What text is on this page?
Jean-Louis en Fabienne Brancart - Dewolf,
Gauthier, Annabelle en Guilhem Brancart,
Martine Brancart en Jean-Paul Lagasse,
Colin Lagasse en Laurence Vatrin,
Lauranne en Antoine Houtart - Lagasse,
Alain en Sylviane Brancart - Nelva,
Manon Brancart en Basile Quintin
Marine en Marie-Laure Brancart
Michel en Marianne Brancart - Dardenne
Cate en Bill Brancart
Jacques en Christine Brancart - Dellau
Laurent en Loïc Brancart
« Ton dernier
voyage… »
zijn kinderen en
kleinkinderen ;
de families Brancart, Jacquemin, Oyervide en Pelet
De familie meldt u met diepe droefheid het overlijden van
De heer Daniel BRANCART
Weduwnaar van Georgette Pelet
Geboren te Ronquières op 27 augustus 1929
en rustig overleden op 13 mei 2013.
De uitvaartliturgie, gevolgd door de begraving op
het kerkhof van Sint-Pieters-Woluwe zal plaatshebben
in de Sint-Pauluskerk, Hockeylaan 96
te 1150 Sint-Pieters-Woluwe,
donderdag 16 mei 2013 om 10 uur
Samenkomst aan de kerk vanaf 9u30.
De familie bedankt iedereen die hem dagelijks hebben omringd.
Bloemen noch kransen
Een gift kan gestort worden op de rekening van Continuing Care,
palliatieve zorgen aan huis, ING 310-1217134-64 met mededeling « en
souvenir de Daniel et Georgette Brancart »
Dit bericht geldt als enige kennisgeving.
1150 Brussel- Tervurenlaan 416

| Task details |
Which lines contain "Pelet"? Copy each of them.

| Reply |
de families Brancart, Jacquemin, Oyervide en Pelet
Weduwnaar van Georgette Pelet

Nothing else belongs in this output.